Work instructions: Without omitting anything, retype the data that follows.

*** Record excerpts

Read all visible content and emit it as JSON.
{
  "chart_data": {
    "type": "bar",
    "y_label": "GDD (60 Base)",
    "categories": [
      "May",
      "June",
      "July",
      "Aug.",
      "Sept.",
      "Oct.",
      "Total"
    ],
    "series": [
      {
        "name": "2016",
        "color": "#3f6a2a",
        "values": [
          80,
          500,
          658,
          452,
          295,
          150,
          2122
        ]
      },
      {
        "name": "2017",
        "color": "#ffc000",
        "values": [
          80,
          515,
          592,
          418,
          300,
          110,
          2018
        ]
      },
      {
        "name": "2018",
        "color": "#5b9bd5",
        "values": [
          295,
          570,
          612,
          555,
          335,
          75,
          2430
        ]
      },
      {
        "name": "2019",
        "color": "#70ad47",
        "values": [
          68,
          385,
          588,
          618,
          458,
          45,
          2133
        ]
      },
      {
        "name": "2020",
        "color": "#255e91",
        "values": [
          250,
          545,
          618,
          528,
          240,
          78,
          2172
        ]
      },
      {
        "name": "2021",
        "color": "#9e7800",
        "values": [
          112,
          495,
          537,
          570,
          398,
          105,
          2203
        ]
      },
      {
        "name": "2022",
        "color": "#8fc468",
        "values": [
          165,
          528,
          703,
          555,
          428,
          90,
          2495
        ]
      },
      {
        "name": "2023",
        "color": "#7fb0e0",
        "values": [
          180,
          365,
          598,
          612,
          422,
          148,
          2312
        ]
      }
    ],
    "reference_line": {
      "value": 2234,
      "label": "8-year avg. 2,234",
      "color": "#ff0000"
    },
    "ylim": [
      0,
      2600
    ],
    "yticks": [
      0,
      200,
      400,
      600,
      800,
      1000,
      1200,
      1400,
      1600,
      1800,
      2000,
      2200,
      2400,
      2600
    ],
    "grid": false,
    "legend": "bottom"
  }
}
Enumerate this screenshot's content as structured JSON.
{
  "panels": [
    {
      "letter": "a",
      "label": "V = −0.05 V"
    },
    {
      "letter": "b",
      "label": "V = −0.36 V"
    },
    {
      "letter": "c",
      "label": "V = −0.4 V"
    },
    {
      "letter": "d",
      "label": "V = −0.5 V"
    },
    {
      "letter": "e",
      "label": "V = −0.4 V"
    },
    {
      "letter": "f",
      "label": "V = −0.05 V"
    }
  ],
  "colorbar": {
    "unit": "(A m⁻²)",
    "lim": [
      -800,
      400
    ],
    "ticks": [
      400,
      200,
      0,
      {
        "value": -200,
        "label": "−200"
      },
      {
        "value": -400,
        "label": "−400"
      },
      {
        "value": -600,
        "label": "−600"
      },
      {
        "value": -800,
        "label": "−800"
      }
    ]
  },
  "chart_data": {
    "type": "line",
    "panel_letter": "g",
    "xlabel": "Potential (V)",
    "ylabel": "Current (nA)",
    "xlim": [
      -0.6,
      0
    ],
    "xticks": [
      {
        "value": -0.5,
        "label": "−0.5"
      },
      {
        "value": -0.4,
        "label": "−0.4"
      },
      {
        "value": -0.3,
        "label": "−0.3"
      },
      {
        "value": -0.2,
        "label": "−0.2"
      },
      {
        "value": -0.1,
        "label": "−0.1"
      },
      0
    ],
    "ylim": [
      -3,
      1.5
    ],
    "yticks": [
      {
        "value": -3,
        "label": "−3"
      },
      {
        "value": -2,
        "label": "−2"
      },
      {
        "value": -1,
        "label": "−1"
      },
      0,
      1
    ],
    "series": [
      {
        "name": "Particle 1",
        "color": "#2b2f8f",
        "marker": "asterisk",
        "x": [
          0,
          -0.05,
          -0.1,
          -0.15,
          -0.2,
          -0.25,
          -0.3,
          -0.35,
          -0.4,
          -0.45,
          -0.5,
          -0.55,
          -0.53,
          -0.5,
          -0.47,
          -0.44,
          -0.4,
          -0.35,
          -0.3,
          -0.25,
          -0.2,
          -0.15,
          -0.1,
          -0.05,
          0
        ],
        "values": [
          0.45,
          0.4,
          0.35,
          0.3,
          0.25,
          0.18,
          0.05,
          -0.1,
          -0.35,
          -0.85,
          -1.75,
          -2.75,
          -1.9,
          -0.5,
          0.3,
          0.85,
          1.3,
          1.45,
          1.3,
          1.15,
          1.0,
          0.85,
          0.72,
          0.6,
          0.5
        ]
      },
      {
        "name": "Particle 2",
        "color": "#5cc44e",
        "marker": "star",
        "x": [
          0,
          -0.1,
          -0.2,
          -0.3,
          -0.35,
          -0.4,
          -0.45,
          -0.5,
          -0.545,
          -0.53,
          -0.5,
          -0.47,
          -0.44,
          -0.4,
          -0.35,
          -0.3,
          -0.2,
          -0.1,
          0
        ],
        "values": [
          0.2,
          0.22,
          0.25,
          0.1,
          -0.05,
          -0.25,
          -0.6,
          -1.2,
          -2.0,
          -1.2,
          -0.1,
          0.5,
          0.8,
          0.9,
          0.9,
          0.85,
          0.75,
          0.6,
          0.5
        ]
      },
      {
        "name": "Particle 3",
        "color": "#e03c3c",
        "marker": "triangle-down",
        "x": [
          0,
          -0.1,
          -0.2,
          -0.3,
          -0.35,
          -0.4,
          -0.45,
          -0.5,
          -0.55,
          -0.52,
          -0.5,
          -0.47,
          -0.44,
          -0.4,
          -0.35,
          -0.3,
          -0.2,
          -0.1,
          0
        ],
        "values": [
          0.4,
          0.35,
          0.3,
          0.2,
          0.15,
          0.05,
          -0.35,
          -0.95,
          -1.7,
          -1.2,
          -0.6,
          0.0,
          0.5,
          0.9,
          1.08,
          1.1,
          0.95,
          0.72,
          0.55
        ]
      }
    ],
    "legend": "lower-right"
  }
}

******

Exercise output:
Read all visible content and emit it as JSON.
{
  "chart_data": {
    "type": "bar",
    "y_label": "GDD (60 Base)",
    "categories": [
      "May",
      "June",
      "July",
      "Aug.",
      "Sept.",
      "Oct.",
      "Total"
    ],
    "series": [
      {
        "name": "2016",
        "color": "#3f6a2a",
        "values": [
          80,
          500,
          658,
          452,
          295,
          150,
          2122
        ]
      },
      {
        "name": "2017",
        "color": "#ffc000",
        "values": [
          80,
          515,
          592,
          418,
          300,
          110,
          2018
        ]
      },
      {
        "name": "2018",
        "color": "#5b9bd5",
        "values": [
          295,
          570,
          612,
          555,
          335,
          75,
          2430
        ]
      },
      {
        "name": "2019",
        "color": "#70ad47",
        "values": [
          68,
          385,
          588,
          618,
          458,
          45,
          2133
        ]
      },
      {
        "name": "2020",
        "color": "#255e91",
        "values": [
          250,
          545,
          618,
          528,
          240,
          78,
          2172
        ]
      },
      {
        "name": "2021",
        "color": "#9e7800",
        "values": [
          112,
          495,
          537,
          570,
          398,
          105,
          2203
        ]
      },
      {
        "name": "2022",
        "color": "#8fc468",
        "values": [
          165,
          528,
          703,
          555,
          428,
          90,
          2495
        ]
      },
      {
        "name": "2023",
        "color": "#7fb0e0",
        "values": [
          180,
          365,
          598,
          612,
          422,
          148,
          2312
        ]
      }
    ],
    "reference_line": {
      "value": 2234,
      "label": "8-year avg. 2,234",
      "color": "#ff0000"
    },
    "ylim": [
      0,
      2600
    ],
    "yticks": [
      0,
      200,
      400,
      600,
      800,
      1000,
      1200,
      1400,
      1600,
      1800,
      2000,
      2200,
      2400,
      2600
    ],
    "grid": false,
    "legend": "bottom"
  }
}
Enumerate this screenshot's content as structured JSON.
{
  "panels": [
    {
      "letter": "a",
      "label": "V = −0.05 V"
    },
    {
      "letter": "b",
      "label": "V = −0.36 V"
    },
    {
      "letter": "c",
      "label": "V = −0.4 V"
    },
    {
      "letter": "d",
      "label": "V = −0.5 V"
    },
    {
      "letter": "e",
      "label": "V = −0.4 V"
    },
    {
      "letter": "f",
      "label": "V = −0.05 V"
    }
  ],
  "colorbar": {
    "unit": "(A m⁻²)",
    "lim": [
      -800,
      400
    ],
    "ticks": [
      400,
      200,
      0,
      {
        "value": -200,
        "label": "−200"
      },
      {
        "value": -400,
        "label": "−400"
      },
      {
        "value": -600,
        "label": "−600"
      },
      {
        "value": -800,
        "label": "−800"
      }
    ]
  },
  "chart_data": {
    "type": "line",
    "panel_letter": "g",
    "xlabel": "Potential (V)",
    "ylabel": "Current (nA)",
    "xlim": [
      -0.6,
      0
    ],
    "xticks": [
      {
        "value": -0.5,
        "label": "−0.5"
      },
      {
        "value": -0.4,
        "label": "−0.4"
      },
      {
        "value": -0.3,
        "label": "−0.3"
      },
      {
        "value": -0.2,
        "label": "−0.2"
      },
      {
        "value": -0.1,
        "label": "−0.1"
      },
      0
    ],
    "ylim": [
      -3,
      1.5
    ],
    "yticks": [
      {
        "value": -3,
        "label": "−3"
      },
      {
        "value": -2,
        "label": "−2"
      },
      {
        "value": -1,
        "label": "−1"
      },
      0,
      1
    ],
    "series": [
      {
        "name": "Particle 1",
        "color": "#2b2f8f",
        "marker": "asterisk",
        "x": [
          0,
          -0.05,
          -0.1,
          -0.15,
          -0.2,
          -0.25,
          -0.3,
          -0.35,
          -0.4,
          -0.45,
          -0.5,
          -0.55,
          -0.53,
          -0.5,
          -0.47,
          -0.44,
          -0.4,
          -0.35,
          -0.3,
          -0.25,
          -0.2,
          -0.15,
          -0.1,
          -0.05,
          0
        ],
        "values": [
          0.45,
          0.4,
          0.35,
          0.3,
          0.25,
          0.18,
          0.05,
          -0.1,
          -0.35,
          -0.85,
          -1.75,
          -2.75,
          -1.9,
          -0.5,
          0.3,
          0.85,
          1.3,
          1.45,
          1.3,
          1.15,
          1.0,
          0.85,
          0.72,
          0.6,
          0.5
        ]
      },
      {
        "name": "Particle 2",
        "color": "#5cc44e",
        "marker": "star",
        "x": [
          0,
          -0.1,
          -0.2,
          -0.3,
          -0.35,
          -0.4,
          -0.45,
          -0.5,
          -0.545,
          -0.53,
          -0.5,
          -0.47,
          -0.44,
          -0.4,
          -0.35,
          -0.3,
          -0.2,
          -0.1,
          0
        ],
        "values": [
          0.2,
          0.22,
          0.25,
          0.1,
          -0.05,
          -0.25,
          -0.6,
          -1.2,
          -2.0,
          -1.2,
          -0.1,
          0.5,
          0.8,
          0.9,
          0.9,
          0.85,
          0.75,
          0.6,
          0.5
        ]
      },
      {
        "name": "Particle 3",
        "color": "#e03c3c",
        "marker": "triangle-down",
        "x": [
          0,
          -0.1,
          -0.2,
          -0.3,
          -0.35,
          -0.4,
          -0.45,
          -0.5,
          -0.55,
          -0.52,
          -0.5,
          -0.47,
          -0.44,
          -0.4,
          -0.35,
          -0.3,
          -0.2,
          -0.1,
          0
        ],
        "values": [
          0.4,
          0.35,
          0.3,
          0.2,
          0.15,
          0.05,
          -0.35,
          -0.95,
          -1.7,
          -1.2,
          -0.6,
          0.0,
          0.5,
          0.9,
          1.08,
          1.1,
          0.95,
          0.72,
          0.55
        ]
      }
    ],
    "legend": "lower-right"
  }
}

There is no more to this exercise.